OBJECTIVE: Can the data below be echoed back word for word?

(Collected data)
------------------------------------------------------------------------

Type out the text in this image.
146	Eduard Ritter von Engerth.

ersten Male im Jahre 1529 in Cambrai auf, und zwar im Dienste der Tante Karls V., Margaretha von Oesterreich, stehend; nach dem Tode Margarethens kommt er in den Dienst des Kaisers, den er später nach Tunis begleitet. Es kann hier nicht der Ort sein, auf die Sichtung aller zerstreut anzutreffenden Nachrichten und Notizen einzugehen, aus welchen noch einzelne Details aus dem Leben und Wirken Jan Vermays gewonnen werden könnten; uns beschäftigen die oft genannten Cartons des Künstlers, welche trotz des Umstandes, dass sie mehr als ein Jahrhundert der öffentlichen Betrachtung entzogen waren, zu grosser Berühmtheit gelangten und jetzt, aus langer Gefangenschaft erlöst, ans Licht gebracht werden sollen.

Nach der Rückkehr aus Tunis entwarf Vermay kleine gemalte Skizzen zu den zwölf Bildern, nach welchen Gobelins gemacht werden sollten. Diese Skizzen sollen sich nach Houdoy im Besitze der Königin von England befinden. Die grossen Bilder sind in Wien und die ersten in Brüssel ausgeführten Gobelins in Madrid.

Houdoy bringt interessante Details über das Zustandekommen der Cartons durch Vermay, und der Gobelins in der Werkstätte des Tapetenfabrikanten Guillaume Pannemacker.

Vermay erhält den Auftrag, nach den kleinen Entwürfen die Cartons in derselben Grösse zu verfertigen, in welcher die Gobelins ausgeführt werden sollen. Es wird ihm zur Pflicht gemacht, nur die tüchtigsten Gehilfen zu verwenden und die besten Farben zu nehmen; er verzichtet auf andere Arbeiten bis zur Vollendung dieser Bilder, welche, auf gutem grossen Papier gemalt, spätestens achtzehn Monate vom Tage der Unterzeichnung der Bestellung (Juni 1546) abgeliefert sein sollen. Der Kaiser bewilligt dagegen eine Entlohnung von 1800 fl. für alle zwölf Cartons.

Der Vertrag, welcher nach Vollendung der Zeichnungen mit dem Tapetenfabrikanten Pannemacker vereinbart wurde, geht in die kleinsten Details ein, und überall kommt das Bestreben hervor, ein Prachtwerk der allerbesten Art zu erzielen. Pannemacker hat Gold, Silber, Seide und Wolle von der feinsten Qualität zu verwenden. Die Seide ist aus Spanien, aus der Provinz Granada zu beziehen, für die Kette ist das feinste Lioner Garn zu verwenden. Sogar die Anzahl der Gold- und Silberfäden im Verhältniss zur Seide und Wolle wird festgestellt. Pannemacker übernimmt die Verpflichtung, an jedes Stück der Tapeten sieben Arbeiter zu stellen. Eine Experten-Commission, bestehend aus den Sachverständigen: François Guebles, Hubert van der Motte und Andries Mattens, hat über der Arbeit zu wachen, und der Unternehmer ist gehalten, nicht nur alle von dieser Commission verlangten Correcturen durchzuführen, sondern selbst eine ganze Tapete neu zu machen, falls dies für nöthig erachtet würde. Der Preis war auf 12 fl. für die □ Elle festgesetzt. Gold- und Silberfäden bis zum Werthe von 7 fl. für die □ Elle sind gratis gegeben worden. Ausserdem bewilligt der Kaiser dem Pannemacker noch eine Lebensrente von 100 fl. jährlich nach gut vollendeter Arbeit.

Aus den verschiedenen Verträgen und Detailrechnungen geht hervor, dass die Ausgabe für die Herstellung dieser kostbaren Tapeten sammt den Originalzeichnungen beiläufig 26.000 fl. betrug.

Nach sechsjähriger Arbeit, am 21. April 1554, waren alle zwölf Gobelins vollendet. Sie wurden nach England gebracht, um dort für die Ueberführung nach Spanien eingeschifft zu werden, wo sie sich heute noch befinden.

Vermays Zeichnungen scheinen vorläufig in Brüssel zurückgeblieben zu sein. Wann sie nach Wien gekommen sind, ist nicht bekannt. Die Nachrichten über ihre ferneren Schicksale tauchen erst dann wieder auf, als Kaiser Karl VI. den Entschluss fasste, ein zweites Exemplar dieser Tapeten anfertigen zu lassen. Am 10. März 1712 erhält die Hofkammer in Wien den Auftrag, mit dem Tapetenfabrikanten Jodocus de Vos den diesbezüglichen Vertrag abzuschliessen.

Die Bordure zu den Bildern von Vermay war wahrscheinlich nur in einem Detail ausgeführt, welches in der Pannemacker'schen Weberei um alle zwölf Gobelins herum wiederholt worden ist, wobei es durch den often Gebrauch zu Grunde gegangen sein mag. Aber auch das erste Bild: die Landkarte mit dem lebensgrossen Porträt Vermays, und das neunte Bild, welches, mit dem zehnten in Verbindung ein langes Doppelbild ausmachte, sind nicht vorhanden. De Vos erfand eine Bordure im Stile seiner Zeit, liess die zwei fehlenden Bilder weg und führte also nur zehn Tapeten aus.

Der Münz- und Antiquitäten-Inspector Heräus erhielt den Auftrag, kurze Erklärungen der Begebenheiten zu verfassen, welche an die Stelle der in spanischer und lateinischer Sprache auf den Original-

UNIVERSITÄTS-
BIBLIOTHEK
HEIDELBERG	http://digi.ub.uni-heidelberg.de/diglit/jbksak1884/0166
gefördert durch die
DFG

------------------------------------------------------------------------

TASK ANSWER:
Type out the text in this image.
146	Eduard Ritter von Engerth.

ersten Male im Jahre 1529 in Cambrai auf, und zwar im Dienste der Tante Karls V., Margaretha von Oesterreich, stehend; nach dem Tode Margarethens kommt er in den Dienst des Kaisers, den er später nach Tunis begleitet. Es kann hier nicht der Ort sein, auf die Sichtung aller zerstreut anzutreffenden Nachrichten und Notizen einzugehen, aus welchen noch einzelne Details aus dem Leben und Wirken Jan Vermays gewonnen werden könnten; uns beschäftigen die oft genannten Cartons des Künstlers, welche trotz des Umstandes, dass sie mehr als ein Jahrhundert der öffentlichen Betrachtung entzogen waren, zu grosser Berühmtheit gelangten und jetzt, aus langer Gefangenschaft erlöst, ans Licht gebracht werden sollen.

Nach der Rückkehr aus Tunis entwarf Vermay kleine gemalte Skizzen zu den zwölf Bildern, nach welchen Gobelins gemacht werden sollten. Diese Skizzen sollen sich nach Houdoy im Besitze der Königin von England befinden. Die grossen Bilder sind in Wien und die ersten in Brüssel ausgeführten Gobelins in Madrid.

Houdoy bringt interessante Details über das Zustandekommen der Cartons durch Vermay, und der Gobelins in der Werkstätte des Tapetenfabrikanten Guillaume Pannemacker.

Vermay erhält den Auftrag, nach den kleinen Entwürfen die Cartons in derselben Grösse zu verfertigen, in welcher die Gobelins ausgeführt werden sollen. Es wird ihm zur Pflicht gemacht, nur die tüchtigsten Gehilfen zu verwenden und die besten Farben zu nehmen; er verzichtet auf andere Arbeiten bis zur Vollendung dieser Bilder, welche, auf gutem grossen Papier gemalt, spätestens achtzehn Monate vom Tage der Unterzeichnung der Bestellung (Juni 1546) abgeliefert sein sollen. Der Kaiser bewilligt dagegen eine Entlohnung von 1800 fl. für alle zwölf Cartons.

Der Vertrag, welcher nach Vollendung der Zeichnungen mit dem Tapetenfabrikanten Pannemacker vereinbart wurde, geht in die kleinsten Details ein, und überall kommt das Bestreben hervor, ein Prachtwerk der allerbesten Art zu erzielen. Pannemacker hat Gold, Silber, Seide und Wolle von der feinsten Qualität zu verwenden. Die Seide ist aus Spanien, aus der Provinz Granada zu beziehen, für die Kette ist das feinste Lioner Garn zu verwenden. Sogar die Anzahl der Gold- und Silberfäden im Verhältniss zur Seide und Wolle wird festgestellt. Pannemacker übernimmt die Verpflichtung, an jedes Stück der Tapeten sieben Arbeiter zu stellen. Eine Experten-Commission, bestehend aus den Sachverständigen: François Guebles, Hubert van der Motte und Andries Mattens, hat über der Arbeit zu wachen, und der Unternehmer ist gehalten, nicht nur alle von dieser Commission verlangten Correcturen durchzuführen, sondern selbst eine ganze Tapete neu zu machen, falls dies für nöthig erachtet würde. Der Preis war auf 12 fl. für die □ Elle festgesetzt. Gold- und Silberfäden bis zum Werthe von 7 fl. für die □ Elle sind gratis gegeben worden. Ausserdem bewilligt der Kaiser dem Pannemacker noch eine Lebensrente von 100 fl. jährlich nach gut vollendeter Arbeit.

Aus den verschiedenen Verträgen und Detailrechnungen geht hervor, dass die Ausgabe für die Herstellung dieser kostbaren Tapeten sammt den Originalzeichnungen beiläufig 26.000 fl. betrug.

Nach sechsjähriger Arbeit, am 21. April 1554, waren alle zwölf Gobelins vollendet. Sie wurden nach England gebracht, um dort für die Ueberführung nach Spanien eingeschifft zu werden, wo sie sich heute noch befinden.

Vermays Zeichnungen scheinen vorläufig in Brüssel zurückgeblieben zu sein. Wann sie nach Wien gekommen sind, ist nicht bekannt. Die Nachrichten über ihre ferneren Schicksale tauchen erst dann wieder auf, als Kaiser Karl VI. den Entschluss fasste, ein zweites Exemplar dieser Tapeten anfertigen zu lassen. Am 10. März 1712 erhält die Hofkammer in Wien den Auftrag, mit dem Tapetenfabrikanten Jodocus de Vos den diesbezüglichen Vertrag abzuschliessen.

Die Bordure zu den Bildern von Vermay war wahrscheinlich nur in einem Detail ausgeführt, welches in der Pannemacker'schen Weberei um alle zwölf Gobelins herum wiederholt worden ist, wobei es durch den often Gebrauch zu Grunde gegangen sein mag. Aber auch das erste Bild: die Landkarte mit dem lebensgrossen Porträt Vermays, und das neunte Bild, welches, mit dem zehnten in Verbindung ein langes Doppelbild ausmachte, sind nicht vorhanden. De Vos erfand eine Bordure im Stile seiner Zeit, liess die zwei fehlenden Bilder weg und führte also nur zehn Tapeten aus.

Der Münz- und Antiquitäten-Inspector Heräus erhielt den Auftrag, kurze Erklärungen der Begebenheiten zu verfassen, welche an die Stelle der in spanischer und lateinischer Sprache auf den Original-

UNIVERSITÄTS-
BIBLIOTHEK
HEIDELBERG	http://digi.ub.uni-heidelberg.de/diglit/jbksak1884/0166
gefördert durch die
DFG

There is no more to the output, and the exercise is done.